::: Excerpt provided :::
0

I copied and re-sorted nearly 1TB of files on a Drobo using a find . -name \*.%ext% -print0 | xargs -I{} -0 cp -v {} %File%s command. I need to make sure all the files copied correctly. This is what I have so far:

#!/bin/sh
find . -type f -exec basename {} \; > Filelist.txt
sort -o Filelist.txt Filelist.txt
uniq -c Filelist.txt Duplist.txt

I need to find a way get the checksum for each file as well as making sure all of them are duplicated. The source folder is in the same directory as the copies, it is arranged as follows:

_Stock
  _Audio
  _CG
  _Images
  _Source (the files in all other folders come from here)
  _Videos

I'm working on OSX.
:::
_Given task a:_ Reproduce the records verbatim, starting at the first line of the records and ending with the line that contains "value-label: 162.8 — [317, 298, 364, 316]".
::: Source records :::
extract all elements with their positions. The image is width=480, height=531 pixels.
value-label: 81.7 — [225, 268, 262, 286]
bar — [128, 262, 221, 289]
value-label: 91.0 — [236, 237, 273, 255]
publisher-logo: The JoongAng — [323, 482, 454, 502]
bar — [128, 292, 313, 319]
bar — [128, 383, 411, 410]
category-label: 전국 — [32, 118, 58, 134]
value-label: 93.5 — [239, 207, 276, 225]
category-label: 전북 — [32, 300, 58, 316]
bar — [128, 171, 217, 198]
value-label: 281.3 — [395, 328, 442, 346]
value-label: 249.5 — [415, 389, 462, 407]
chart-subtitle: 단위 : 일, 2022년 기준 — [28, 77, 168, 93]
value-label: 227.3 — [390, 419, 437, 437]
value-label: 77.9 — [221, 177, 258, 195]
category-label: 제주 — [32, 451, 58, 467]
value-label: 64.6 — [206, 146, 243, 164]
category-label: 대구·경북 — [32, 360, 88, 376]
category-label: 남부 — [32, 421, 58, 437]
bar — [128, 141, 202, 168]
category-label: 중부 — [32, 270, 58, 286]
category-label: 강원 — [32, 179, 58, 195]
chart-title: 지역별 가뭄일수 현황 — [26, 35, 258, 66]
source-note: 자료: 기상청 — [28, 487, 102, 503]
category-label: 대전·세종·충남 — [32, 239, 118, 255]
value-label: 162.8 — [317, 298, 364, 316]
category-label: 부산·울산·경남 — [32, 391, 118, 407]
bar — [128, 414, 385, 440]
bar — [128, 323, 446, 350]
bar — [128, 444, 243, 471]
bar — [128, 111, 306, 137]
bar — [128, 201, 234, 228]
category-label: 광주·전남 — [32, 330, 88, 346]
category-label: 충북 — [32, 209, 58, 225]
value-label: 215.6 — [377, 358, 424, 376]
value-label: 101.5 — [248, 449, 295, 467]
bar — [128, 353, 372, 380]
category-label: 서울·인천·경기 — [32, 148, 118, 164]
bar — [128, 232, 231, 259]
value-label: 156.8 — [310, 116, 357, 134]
:::
_Given task b:_
Answer these questions about the forum post on verifying copied files:
(i) How much data was copied and re-sorted, and on what device?
(ii) Which folder holds the files that all the other folders come from?
(iii) Which operating system is the poster working on?

_Output a:_
extract all elements with their positions. The image is width=480, height=531 pixels.
value-label: 81.7 — [225, 268, 262, 286]
bar — [128, 262, 221, 289]
value-label: 91.0 — [236, 237, 273, 255]
publisher-logo: The JoongAng — [323, 482, 454, 502]
bar — [128, 292, 313, 319]
bar — [128, 383, 411, 410]
category-label: 전국 — [32, 118, 58, 134]
value-label: 93.5 — [239, 207, 276, 225]
category-label: 전북 — [32, 300, 58, 316]
bar — [128, 171, 217, 198]
value-label: 281.3 — [395, 328, 442, 346]
value-label: 249.5 — [415, 389, 462, 407]
chart-subtitle: 단위 : 일, 2022년 기준 — [28, 77, 168, 93]
value-label: 227.3 — [390, 419, 437, 437]
value-label: 77.9 — [221, 177, 258, 195]
category-label: 제주 — [32, 451, 58, 467]
value-label: 64.6 — [206, 146, 243, 164]
category-label: 대구·경북 — [32, 360, 88, 376]
category-label: 남부 — [32, 421, 58, 437]
bar — [128, 141, 202, 168]
category-label: 중부 — [32, 270, 58, 286]
category-label: 강원 — [32, 179, 58, 195]
chart-title: 지역별 가뭄일수 현황 — [26, 35, 258, 66]
source-note: 자료: 기상청 — [28, 487, 102, 503]
category-label: 대전·세종·충남 — [32, 239, 118, 255]
value-label: 162.8 — [317, 298, 364, 316]

_Output b:_
(i) Nearly 1TB of files, on a Drobo.
(ii) The _Source folder.
(iii) OSX.